**SHORT TASK:** Output every entry exactly as written, but omit the pictures.

**AVAILABLE DATA:**

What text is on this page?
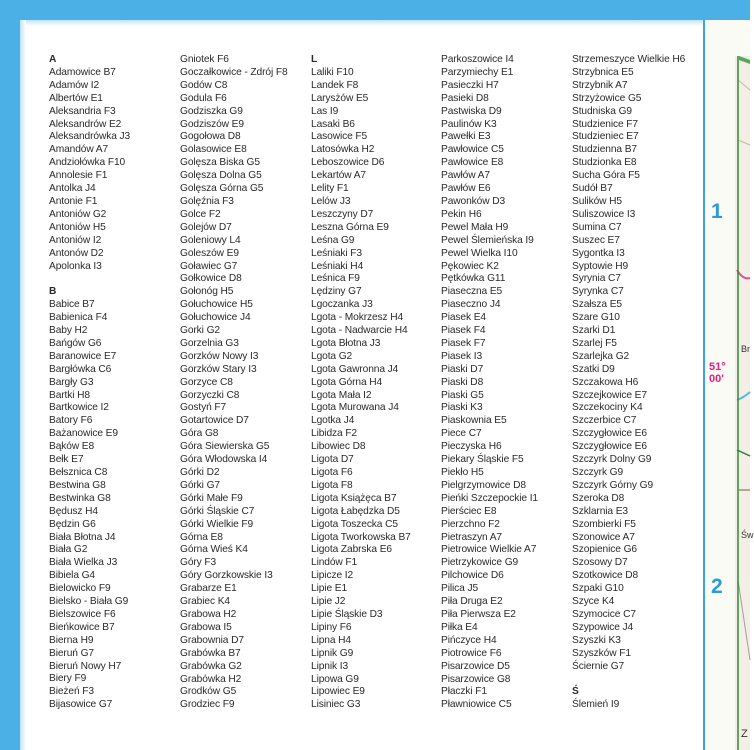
A
Adamowice B7
Adamów I2
Albertów E1
Aleksandria F3
Aleksandrów E2
Aleksandrówka J3
Amandów A7
Andziołówka F10
Annolesie F1
Antolka J4
Antonie F1
Antoniów G2
Antoniów H5
Antoniów I2
Antonów D2
Apolonka I3
B
Babice B7
Babienica F4
Baby H2
Bańgów G6
Baranowice E7
Bargłówka C6
Bargły G3
Bartki H8
Bartkowice I2
Batory F6
Bażanowice E9
Bąków E8
Bełk E7
Bełsznica C8
Bestwina G8
Bestwinka G8
Będusz H4
Będzin G6
Biała Błotna J4
Biała G2
Biała Wielka J3
Bibiela G4
Bielowicko F9
Bielsko - Biała G9
Bielszowice F6
Bieńkowice B7
Bierna H9
Bieruń G7
Bieruń Nowy H7
Biery F9
Bieżeń F3
Bijasowice G7
Gniotek F6
Goczałkowice - Zdrój F8
Godów C8
Godula F6
Godziszka G9
Godziszów E9
Gogołowa D8
Golasowice E8
Golęsza Biska G5
Golęsza Dolna G5
Golęsza Górna G5
Golęźnia F3
Golce F2
Golejów D7
Goleniowy L4
Goleszów E9
Goławiec G7
Gołkowice D8
Gołonóg H5
Gołuchowice H5
Gołuchowice J4
Gorki G2
Gorzelnia G3
Gorzków Nowy I3
Gorzków Stary I3
Gorzyce C8
Gorzyczki C8
Gostyń F7
Gotartowice D7
Góra G8
Góra Siewierska G5
Góra Włodowska I4
Górki D2
Górki G7
Górki Małe F9
Górki Śląskie C7
Górki Wielkie F9
Górna E8
Górna Wieś K4
Góry F3
Góry Gorzkowskie I3
Grabarze E1
Grabiec K4
Grabowa H2
Grabowa I5
Grabownia D7
Grabówka B7
Grabówka G2
Grabówka H2
Grodków G5
Grodziec F9
L
Laliki F10
Landek F8
Larysżów E5
Las I9
Lasaki B6
Lasowice F5
Latosówka H2
Leboszowice D6
Lekartów A7
Lelity F1
Lelów J3
Leszczyny D7
Leszna Górna E9
Leśna G9
Leśniaki F3
Leśniaki H4
Leśnica F9
Lędziny G7
Lgoczanka J3
Lgota - Mokrzesz H4
Lgota - Nadwarcie H4
Lgota Błotna J3
Lgota G2
Lgota Gawronna J4
Lgota Górna H4
Lgota Mała I2
Lgota Murowana J4
Lgotka J4
Libidza F2
Libowiec D8
Ligota D7
Ligota F6
Ligota F8
Ligota Książęca B7
Ligota Łabędzka D5
Ligota Toszecka C5
Ligota Tworkowska B7
Ligota Zabrska E6
Lindów F1
Lipicze I2
Lipie E1
Lipie J2
Lipie Śląskie D3
Lipiny F6
Lipna H4
Lipnik G9
Lipnik I3
Lipowa G9
Lipowiec E9
Lisiniec G3
Parkoszowice I4
Parzymiechy E1
Pasieczki H7
Pasieki D8
Pastwiska D9
Paulinów K3
Pawełki E3
Pawłowice C5
Pawłowice E8
Pawłów A7
Pawłów E6
Pawonków D3
Pekin H6
Pewel Mała H9
Pewel Ślemieńska I9
Pewel Wielka I10
Pękowiec K2
Pętkówka G11
Piaseczna E5
Piaseczno J4
Piasek E4
Piasek F4
Piasek F7
Piasek I3
Piaski D7
Piaski D8
Piaski G5
Piaski K3
Piaskownia E5
Piece C7
Pieczyska H6
Piekary Śląskie F5
Piekło H5
Pielgrzymowice D8
Pieńki Szczepockie I1
Pierściec E8
Pierzchno F2
Pietraszyn A7
Pietrowice Wielkie A7
Pietrzykowice G9
Pilchowice D6
Pilica J5
Piła Druga E2
Piła Pierwsza E2
Piłka E4
Pińczyce H4
Piotrowice F6
Pisarzowice D5
Pisarzowice G8
Płaczki F1
Pławniowice C5
Strzemeszyce Wielkie H6
Strzybnica E5
Strzybnik A7
Strzyżowice G5
Studniska G9
Studzienice F7
Studzieniec E7
Studzienna B7
Studzionka E8
Sucha Góra F5
Sudół B7
Sulików H5
Suliszowice I3
Sumina C7
Suszec E7
Sygontka I3
Syptowie H9
Syrynia C7
Syrynka C7
Szałsza E5
Szare G10
Szarki D1
Szarlej F5
Szarlejka G2
Szatki D9
Szczakowa H6
Szczejkowice E7
Szczekociny K4
Szczerbice C7
Szczygłowice E6
Szczygłowice E6
Szczyrk Dolny G9
Szczyrk G9
Szczyrk Górny G9
Szeroka D8
Szklarnia E3
Szombierki F5
Szonowice A7
Szopienice G6
Szosowy D7
Szotkowice D8
Szpaki G10
Szyce K4
Szymocice C7
Szypowice J4
Szyszki K3
Szyszków F1
Ściernie G7
Ś
Ślemień I9
1
2
51°
00'
Br
Św
Z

**OUTPUT:**
What text is on this page?
A
Adamowice B7
Adamów I2
Albertów E1
Aleksandria F3
Aleksandrów E2
Aleksandrówka J3
Amandów A7
Andziołówka F10
Annolesie F1
Antolka J4
Antonie F1
Antoniów G2
Antoniów H5
Antoniów I2
Antonów D2
Apolonka I3
B
Babice B7
Babienica F4
Baby H2
Bańgów G6
Baranowice E7
Bargłówka C6
Bargły G3
Bartki H8
Bartkowice I2
Batory F6
Bażanowice E9
Bąków E8
Bełk E7
Bełsznica C8
Bestwina G8
Bestwinka G8
Będusz H4
Będzin G6
Biała Błotna J4
Biała G2
Biała Wielka J3
Bibiela G4
Bielowicko F9
Bielsko - Biała G9
Bielszowice F6
Bieńkowice B7
Bierna H9
Bieruń G7
Bieruń Nowy H7
Biery F9
Bieżeń F3
Bijasowice G7
Gniotek F6
Goczałkowice - Zdrój F8
Godów C8
Godula F6
Godziszka G9
Godziszów E9
Gogołowa D8
Golasowice E8
Golęsza Biska G5
Golęsza Dolna G5
Golęsza Górna G5
Golęźnia F3
Golce F2
Golejów D7
Goleniowy L4
Goleszów E9
Goławiec G7
Gołkowice D8
Gołonóg H5
Gołuchowice H5
Gołuchowice J4
Gorki G2
Gorzelnia G3
Gorzków Nowy I3
Gorzków Stary I3
Gorzyce C8
Gorzyczki C8
Gostyń F7
Gotartowice D7
Góra G8
Góra Siewierska G5
Góra Włodowska I4
Górki D2
Górki G7
Górki Małe F9
Górki Śląskie C7
Górki Wielkie F9
Górna E8
Górna Wieś K4
Góry F3
Góry Gorzkowskie I3
Grabarze E1
Grabiec K4
Grabowa H2
Grabowa I5
Grabownia D7
Grabówka B7
Grabówka G2
Grabówka H2
Grodków G5
Grodziec F9
L
Laliki F10
Landek F8
Larysżów E5
Las I9
Lasaki B6
Lasowice F5
Latosówka H2
Leboszowice D6
Lekartów A7
Lelity F1
Lelów J3
Leszczyny D7
Leszna Górna E9
Leśna G9
Leśniaki F3
Leśniaki H4
Leśnica F9
Lędziny G7
Lgoczanka J3
Lgota - Mokrzesz H4
Lgota - Nadwarcie H4
Lgota Błotna J3
Lgota G2
Lgota Gawronna J4
Lgota Górna H4
Lgota Mała I2
Lgota Murowana J4
Lgotka J4
Libidza F2
Libowiec D8
Ligota D7
Ligota F6
Ligota F8
Ligota Książęca B7
Ligota Łabędzka D5
Ligota Toszecka C5
Ligota Tworkowska B7
Ligota Zabrska E6
Lindów F1
Lipicze I2
Lipie E1
Lipie J2
Lipie Śląskie D3
Lipiny F6
Lipna H4
Lipnik G9
Lipnik I3
Lipowa G9
Lipowiec E9
Lisiniec G3
Parkoszowice I4
Parzymiechy E1
Pasieczki H7
Pasieki D8
Pastwiska D9
Paulinów K3
Pawełki E3
Pawłowice C5
Pawłowice E8
Pawłów A7
Pawłów E6
Pawonków D3
Pekin H6
Pewel Mała H9
Pewel Ślemieńska I9
Pewel Wielka I10
Pękowiec K2
Pętkówka G11
Piaseczna E5
Piaseczno J4
Piasek E4
Piasek F4
Piasek F7
Piasek I3
Piaski D7
Piaski D8
Piaski G5
Piaski K3
Piaskownia E5
Piece C7
Pieczyska H6
Piekary Śląskie F5
Piekło H5
Pielgrzymowice D8
Pieńki Szczepockie I1
Pierściec E8
Pierzchno F2
Pietraszyn A7
Pietrowice Wielkie A7
Pietrzykowice G9
Pilchowice D6
Pilica J5
Piła Druga E2
Piła Pierwsza E2
Piłka E4
Pińczyce H4
Piotrowice F6
Pisarzowice D5
Pisarzowice G8
Płaczki F1
Pławniowice C5
Strzemeszyce Wielkie H6
Strzybnica E5
Strzybnik A7
Strzyżowice G5
Studniska G9
Studzienice F7
Studzieniec E7
Studzienna B7
Studzionka E8
Sucha Góra F5
Sudół B7
Sulików H5
Suliszowice I3
Sumina C7
Suszec E7
Sygontka I3
Syptowie H9
Syrynia C7
Syrynka C7
Szałsza E5
Szare G10
Szarki D1
Szarlej F5
Szarlejka G2
Szatki D9
Szczakowa H6
Szczejkowice E7
Szczekociny K4
Szczerbice C7
Szczygłowice E6
Szczygłowice E6
Szczyrk Dolny G9
Szczyrk G9
Szczyrk Górny G9
Szeroka D8
Szklarnia E3
Szombierki F5
Szonowice A7
Szopienice G6
Szosowy D7
Szotkowice D8
Szpaki G10
Szyce K4
Szymocice C7
Szypowice J4
Szyszki K3
Szyszków F1
Ściernie G7
Ś
Ślemień I9
1
2
51°
00'
Br
Św
Z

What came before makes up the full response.